Given request: In the entries below, identify every line with the string "background" and copy it.

Collected data entries:
START

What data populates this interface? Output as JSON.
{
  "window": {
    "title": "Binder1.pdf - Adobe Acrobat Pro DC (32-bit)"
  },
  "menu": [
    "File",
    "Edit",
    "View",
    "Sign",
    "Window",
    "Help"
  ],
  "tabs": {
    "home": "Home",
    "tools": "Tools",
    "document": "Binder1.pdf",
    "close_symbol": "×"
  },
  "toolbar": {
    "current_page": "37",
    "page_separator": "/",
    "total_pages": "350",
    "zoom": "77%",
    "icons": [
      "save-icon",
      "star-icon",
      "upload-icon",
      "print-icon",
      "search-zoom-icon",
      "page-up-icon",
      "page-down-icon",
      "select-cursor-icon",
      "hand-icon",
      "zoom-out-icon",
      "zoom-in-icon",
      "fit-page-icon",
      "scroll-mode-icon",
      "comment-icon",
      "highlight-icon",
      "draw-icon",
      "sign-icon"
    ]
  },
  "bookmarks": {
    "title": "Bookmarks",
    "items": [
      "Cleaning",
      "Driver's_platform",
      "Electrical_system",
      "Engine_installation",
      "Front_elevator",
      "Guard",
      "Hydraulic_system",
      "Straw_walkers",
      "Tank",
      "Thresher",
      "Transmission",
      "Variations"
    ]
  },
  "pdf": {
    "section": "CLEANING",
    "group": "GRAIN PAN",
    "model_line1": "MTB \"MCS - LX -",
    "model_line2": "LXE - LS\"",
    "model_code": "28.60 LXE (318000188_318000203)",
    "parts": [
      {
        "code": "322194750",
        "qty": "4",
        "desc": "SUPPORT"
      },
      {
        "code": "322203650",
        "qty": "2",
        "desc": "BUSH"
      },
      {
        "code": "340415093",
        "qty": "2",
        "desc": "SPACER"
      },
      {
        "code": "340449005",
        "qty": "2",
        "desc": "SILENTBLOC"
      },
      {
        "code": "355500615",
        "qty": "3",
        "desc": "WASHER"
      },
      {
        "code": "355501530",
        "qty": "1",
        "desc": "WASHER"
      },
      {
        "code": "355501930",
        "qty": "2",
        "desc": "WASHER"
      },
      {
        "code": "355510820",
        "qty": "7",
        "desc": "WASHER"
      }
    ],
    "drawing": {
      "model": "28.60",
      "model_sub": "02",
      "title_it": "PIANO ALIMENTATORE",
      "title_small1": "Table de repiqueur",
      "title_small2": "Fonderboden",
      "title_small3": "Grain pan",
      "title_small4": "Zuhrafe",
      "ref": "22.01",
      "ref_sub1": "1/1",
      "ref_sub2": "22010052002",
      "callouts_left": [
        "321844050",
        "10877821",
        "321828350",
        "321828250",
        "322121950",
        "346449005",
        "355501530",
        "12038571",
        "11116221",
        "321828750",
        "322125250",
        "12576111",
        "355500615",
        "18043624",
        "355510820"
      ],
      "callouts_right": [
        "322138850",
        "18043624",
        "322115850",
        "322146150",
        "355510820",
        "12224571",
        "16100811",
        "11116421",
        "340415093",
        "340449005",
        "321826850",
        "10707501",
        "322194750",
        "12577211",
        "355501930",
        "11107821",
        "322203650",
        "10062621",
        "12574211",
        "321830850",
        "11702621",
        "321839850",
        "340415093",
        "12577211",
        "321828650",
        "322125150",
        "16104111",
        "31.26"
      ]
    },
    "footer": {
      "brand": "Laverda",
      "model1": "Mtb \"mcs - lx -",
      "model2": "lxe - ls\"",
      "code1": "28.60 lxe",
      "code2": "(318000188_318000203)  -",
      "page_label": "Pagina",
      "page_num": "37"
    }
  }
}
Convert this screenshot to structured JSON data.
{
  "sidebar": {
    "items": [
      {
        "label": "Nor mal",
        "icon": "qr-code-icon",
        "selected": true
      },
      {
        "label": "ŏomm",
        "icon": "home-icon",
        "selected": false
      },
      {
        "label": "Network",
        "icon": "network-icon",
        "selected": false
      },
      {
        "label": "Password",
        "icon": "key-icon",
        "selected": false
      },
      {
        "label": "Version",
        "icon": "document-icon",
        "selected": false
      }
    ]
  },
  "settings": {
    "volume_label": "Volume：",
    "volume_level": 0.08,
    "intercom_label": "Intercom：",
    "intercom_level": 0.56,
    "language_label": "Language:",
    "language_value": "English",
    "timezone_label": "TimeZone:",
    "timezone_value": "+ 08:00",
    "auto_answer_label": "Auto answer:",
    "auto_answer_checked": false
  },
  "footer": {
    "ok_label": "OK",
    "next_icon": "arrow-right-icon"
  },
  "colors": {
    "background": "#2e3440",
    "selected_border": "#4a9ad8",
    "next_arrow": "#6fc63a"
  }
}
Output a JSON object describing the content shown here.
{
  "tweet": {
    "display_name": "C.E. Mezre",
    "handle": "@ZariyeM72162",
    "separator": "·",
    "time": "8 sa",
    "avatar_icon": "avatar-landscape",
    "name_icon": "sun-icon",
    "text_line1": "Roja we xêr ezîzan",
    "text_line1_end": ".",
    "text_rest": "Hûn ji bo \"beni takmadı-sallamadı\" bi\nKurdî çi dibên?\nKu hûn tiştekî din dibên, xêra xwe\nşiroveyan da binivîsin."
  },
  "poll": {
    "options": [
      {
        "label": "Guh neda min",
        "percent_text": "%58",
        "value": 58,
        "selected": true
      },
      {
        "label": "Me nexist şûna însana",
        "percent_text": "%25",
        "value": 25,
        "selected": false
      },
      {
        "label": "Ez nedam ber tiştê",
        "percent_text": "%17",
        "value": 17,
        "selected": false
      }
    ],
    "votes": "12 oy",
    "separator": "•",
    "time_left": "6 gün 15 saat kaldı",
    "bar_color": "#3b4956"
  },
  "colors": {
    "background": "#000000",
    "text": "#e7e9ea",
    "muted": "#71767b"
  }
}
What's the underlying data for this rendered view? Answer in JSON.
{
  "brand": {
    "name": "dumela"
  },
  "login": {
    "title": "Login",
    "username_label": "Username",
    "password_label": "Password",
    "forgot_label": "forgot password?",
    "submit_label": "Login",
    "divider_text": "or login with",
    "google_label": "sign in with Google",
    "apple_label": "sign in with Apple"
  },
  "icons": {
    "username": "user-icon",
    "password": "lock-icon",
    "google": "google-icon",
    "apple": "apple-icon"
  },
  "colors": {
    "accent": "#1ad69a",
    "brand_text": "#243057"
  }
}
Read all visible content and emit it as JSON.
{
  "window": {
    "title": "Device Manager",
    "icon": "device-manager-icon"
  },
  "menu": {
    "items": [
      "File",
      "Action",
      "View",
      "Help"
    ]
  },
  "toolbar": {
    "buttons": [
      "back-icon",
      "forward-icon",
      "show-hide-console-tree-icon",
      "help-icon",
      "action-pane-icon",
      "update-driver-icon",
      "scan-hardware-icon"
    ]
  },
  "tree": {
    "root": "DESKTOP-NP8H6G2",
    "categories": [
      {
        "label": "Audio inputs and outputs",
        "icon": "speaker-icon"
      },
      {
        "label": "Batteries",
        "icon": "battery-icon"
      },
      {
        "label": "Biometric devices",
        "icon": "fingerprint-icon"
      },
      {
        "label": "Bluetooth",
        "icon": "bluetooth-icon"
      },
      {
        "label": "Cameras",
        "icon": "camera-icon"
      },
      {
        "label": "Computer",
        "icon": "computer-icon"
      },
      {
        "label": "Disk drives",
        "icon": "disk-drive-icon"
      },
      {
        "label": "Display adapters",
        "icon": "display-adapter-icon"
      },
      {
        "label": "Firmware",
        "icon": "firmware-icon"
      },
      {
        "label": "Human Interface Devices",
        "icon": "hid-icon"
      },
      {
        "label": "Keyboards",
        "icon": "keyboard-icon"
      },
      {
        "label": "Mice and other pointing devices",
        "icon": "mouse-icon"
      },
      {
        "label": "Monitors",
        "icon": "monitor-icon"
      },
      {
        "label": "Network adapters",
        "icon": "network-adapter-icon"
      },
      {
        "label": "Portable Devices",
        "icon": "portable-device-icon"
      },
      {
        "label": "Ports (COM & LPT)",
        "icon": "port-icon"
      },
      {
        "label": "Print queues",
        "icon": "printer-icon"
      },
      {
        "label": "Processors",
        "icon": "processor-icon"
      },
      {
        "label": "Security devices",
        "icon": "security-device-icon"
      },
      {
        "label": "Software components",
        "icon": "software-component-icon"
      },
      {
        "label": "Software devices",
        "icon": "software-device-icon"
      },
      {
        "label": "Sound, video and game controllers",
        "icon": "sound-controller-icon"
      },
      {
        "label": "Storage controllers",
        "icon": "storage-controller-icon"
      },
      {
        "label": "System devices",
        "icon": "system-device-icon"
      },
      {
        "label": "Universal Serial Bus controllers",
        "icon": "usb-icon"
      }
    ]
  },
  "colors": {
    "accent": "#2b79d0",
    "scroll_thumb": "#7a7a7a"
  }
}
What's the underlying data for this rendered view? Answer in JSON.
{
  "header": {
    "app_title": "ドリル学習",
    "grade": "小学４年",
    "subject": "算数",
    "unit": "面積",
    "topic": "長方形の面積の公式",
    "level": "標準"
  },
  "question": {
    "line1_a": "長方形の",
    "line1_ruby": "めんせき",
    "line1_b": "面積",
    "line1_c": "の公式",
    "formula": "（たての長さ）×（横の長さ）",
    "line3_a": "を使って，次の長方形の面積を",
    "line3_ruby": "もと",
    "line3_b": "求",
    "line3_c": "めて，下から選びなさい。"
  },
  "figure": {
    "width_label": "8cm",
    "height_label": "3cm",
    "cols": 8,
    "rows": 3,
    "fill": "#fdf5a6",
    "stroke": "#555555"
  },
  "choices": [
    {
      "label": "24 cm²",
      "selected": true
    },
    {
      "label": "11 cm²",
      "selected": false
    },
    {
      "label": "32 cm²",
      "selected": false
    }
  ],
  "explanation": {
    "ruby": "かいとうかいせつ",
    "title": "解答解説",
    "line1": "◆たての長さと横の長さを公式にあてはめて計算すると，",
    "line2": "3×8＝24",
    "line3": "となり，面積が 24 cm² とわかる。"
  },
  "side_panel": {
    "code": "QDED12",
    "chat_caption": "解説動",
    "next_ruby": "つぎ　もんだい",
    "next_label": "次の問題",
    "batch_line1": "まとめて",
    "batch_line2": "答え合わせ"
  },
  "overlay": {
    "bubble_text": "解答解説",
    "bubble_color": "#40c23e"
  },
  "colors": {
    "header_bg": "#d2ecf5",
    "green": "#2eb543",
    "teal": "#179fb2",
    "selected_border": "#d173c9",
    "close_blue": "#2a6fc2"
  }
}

END

Answer to this task:
    "background": "#2e3440",
    "background": "#000000",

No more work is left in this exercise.